| Directions for this task |
Copy all the records below, substituting "phase (radians)" for each occurrence of "phase (rad)" and keeping every other character the same.

| Supplied records |
****

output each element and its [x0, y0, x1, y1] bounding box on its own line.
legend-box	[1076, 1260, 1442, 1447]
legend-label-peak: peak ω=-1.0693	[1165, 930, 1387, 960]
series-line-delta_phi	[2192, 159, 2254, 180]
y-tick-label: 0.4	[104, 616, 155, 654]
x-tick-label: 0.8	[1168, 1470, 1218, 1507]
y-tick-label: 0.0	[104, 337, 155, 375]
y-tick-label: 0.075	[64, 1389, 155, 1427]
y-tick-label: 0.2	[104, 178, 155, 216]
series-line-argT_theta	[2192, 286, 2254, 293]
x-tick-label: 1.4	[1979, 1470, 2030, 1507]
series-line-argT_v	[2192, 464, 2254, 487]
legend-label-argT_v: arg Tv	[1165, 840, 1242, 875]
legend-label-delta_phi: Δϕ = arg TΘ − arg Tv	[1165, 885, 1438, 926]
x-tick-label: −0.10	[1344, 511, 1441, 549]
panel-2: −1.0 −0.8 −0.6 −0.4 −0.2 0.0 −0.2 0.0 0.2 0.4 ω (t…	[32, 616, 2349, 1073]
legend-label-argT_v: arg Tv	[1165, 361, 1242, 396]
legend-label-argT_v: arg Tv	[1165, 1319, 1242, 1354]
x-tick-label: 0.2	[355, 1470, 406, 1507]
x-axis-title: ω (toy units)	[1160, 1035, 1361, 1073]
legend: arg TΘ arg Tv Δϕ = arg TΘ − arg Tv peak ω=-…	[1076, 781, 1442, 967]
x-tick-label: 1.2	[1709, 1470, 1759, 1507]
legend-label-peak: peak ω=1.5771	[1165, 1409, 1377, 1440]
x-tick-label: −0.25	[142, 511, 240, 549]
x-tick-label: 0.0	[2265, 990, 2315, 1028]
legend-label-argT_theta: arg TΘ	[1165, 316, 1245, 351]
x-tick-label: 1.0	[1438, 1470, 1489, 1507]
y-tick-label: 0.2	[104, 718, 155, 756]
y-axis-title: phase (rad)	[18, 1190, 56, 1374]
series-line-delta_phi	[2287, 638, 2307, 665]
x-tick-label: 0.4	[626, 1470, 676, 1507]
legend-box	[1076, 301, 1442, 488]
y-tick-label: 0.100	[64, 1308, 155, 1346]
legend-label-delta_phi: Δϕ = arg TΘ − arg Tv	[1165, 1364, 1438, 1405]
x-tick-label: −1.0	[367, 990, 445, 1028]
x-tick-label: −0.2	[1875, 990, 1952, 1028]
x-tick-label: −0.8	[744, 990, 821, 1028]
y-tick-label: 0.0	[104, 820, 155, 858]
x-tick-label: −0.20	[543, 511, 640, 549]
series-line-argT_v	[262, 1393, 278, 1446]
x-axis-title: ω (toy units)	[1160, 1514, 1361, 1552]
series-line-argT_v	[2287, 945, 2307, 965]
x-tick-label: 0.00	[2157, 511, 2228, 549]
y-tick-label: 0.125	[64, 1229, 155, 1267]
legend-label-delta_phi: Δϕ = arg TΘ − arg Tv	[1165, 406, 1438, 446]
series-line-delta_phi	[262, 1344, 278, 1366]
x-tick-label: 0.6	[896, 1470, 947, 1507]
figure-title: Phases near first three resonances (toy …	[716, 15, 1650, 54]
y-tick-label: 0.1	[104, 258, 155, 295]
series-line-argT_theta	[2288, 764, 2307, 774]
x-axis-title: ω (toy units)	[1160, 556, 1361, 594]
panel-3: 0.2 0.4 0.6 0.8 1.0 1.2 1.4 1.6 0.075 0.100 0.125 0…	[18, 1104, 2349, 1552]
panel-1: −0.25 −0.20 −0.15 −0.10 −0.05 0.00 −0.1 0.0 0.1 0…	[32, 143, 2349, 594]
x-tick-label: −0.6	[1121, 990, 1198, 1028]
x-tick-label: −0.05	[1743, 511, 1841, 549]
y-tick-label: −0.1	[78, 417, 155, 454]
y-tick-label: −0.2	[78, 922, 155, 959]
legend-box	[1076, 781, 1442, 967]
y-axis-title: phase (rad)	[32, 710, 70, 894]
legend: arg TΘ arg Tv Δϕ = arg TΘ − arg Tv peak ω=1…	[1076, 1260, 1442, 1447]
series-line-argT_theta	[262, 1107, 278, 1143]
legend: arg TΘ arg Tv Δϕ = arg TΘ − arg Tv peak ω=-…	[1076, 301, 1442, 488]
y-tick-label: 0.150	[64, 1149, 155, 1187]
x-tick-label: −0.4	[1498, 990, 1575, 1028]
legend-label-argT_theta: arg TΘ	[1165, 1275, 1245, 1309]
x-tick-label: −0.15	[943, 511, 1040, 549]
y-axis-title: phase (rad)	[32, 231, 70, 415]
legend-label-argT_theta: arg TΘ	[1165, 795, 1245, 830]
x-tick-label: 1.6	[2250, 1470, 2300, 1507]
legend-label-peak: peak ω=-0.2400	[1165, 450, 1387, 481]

****

| Correct output |
output each element and its [x0, y0, x1, y1] bounding box on its own line.
legend-box	[1076, 1260, 1442, 1447]
legend-label-peak: peak ω=-1.0693	[1165, 930, 1387, 960]
series-line-delta_phi	[2192, 159, 2254, 180]
y-tick-label: 0.4	[104, 616, 155, 654]
x-tick-label: 0.8	[1168, 1470, 1218, 1507]
y-tick-label: 0.0	[104, 337, 155, 375]
y-tick-label: 0.075	[64, 1389, 155, 1427]
y-tick-label: 0.2	[104, 178, 155, 216]
series-line-argT_theta	[2192, 286, 2254, 293]
x-tick-label: 1.4	[1979, 1470, 2030, 1507]
series-line-argT_v	[2192, 464, 2254, 487]
legend-label-argT_v: arg Tv	[1165, 840, 1242, 875]
legend-label-delta_phi: Δϕ = arg TΘ − arg Tv	[1165, 885, 1438, 926]
x-tick-label: −0.10	[1344, 511, 1441, 549]
panel-2: −1.0 −0.8 −0.6 −0.4 −0.2 0.0 −0.2 0.0 0.2 0.4 ω (t…	[32, 616, 2349, 1073]
legend-label-argT_v: arg Tv	[1165, 361, 1242, 396]
legend-label-argT_v: arg Tv	[1165, 1319, 1242, 1354]
x-tick-label: 0.2	[355, 1470, 406, 1507]
x-axis-title: ω (toy units)	[1160, 1035, 1361, 1073]
legend: arg TΘ arg Tv Δϕ = arg TΘ − arg Tv peak ω=-…	[1076, 781, 1442, 967]
x-tick-label: 1.2	[1709, 1470, 1759, 1507]
legend-label-peak: peak ω=1.5771	[1165, 1409, 1377, 1440]
x-tick-label: −0.25	[142, 511, 240, 549]
x-tick-label: 0.0	[2265, 990, 2315, 1028]
legend-label-argT_theta: arg TΘ	[1165, 316, 1245, 351]
x-tick-label: 1.0	[1438, 1470, 1489, 1507]
y-tick-label: 0.2	[104, 718, 155, 756]
y-axis-title: phase (radians)	[18, 1190, 56, 1374]
series-line-delta_phi	[2287, 638, 2307, 665]
x-tick-label: 0.4	[626, 1470, 676, 1507]
legend-box	[1076, 301, 1442, 488]
y-tick-label: 0.100	[64, 1308, 155, 1346]
legend-label-delta_phi: Δϕ = arg TΘ − arg Tv	[1165, 1364, 1438, 1405]
x-tick-label: −1.0	[367, 990, 445, 1028]
x-tick-label: −0.2	[1875, 990, 1952, 1028]
x-tick-label: −0.8	[744, 990, 821, 1028]
y-tick-label: 0.0	[104, 820, 155, 858]
x-tick-label: −0.20	[543, 511, 640, 549]
series-line-argT_v	[262, 1393, 278, 1446]
x-axis-title: ω (toy units)	[1160, 1514, 1361, 1552]
series-line-argT_v	[2287, 945, 2307, 965]
x-tick-label: 0.00	[2157, 511, 2228, 549]
y-tick-label: 0.125	[64, 1229, 155, 1267]
legend-label-delta_phi: Δϕ = arg TΘ − arg Tv	[1165, 406, 1438, 446]
series-line-delta_phi	[262, 1344, 278, 1366]
x-tick-label: 0.6	[896, 1470, 947, 1507]
figure-title: Phases near first three resonances (toy …	[716, 15, 1650, 54]
y-tick-label: 0.1	[104, 258, 155, 295]
series-line-argT_theta	[2288, 764, 2307, 774]
x-axis-title: ω (toy units)	[1160, 556, 1361, 594]
panel-3: 0.2 0.4 0.6 0.8 1.0 1.2 1.4 1.6 0.075 0.100 0.125 0…	[18, 1104, 2349, 1552]
panel-1: −0.25 −0.20 −0.15 −0.10 −0.05 0.00 −0.1 0.0 0.1 0…	[32, 143, 2349, 594]
x-tick-label: −0.6	[1121, 990, 1198, 1028]
x-tick-label: −0.05	[1743, 511, 1841, 549]
y-tick-label: −0.1	[78, 417, 155, 454]
y-tick-label: −0.2	[78, 922, 155, 959]
legend-box	[1076, 781, 1442, 967]
y-axis-title: phase (radians)	[32, 710, 70, 894]
legend: arg TΘ arg Tv Δϕ = arg TΘ − arg Tv peak ω=1…	[1076, 1260, 1442, 1447]
series-line-argT_theta	[262, 1107, 278, 1143]
legend: arg TΘ arg Tv Δϕ = arg TΘ − arg Tv peak ω=-…	[1076, 301, 1442, 488]
y-tick-label: 0.150	[64, 1149, 155, 1187]
x-tick-label: −0.4	[1498, 990, 1575, 1028]
legend-label-argT_theta: arg TΘ	[1165, 1275, 1245, 1309]
x-tick-label: −0.15	[943, 511, 1040, 549]
y-axis-title: phase (radians)	[32, 231, 70, 415]
legend-label-argT_theta: arg TΘ	[1165, 795, 1245, 830]
x-tick-label: 1.6	[2250, 1470, 2300, 1507]
legend-label-peak: peak ω=-0.2400	[1165, 450, 1387, 481]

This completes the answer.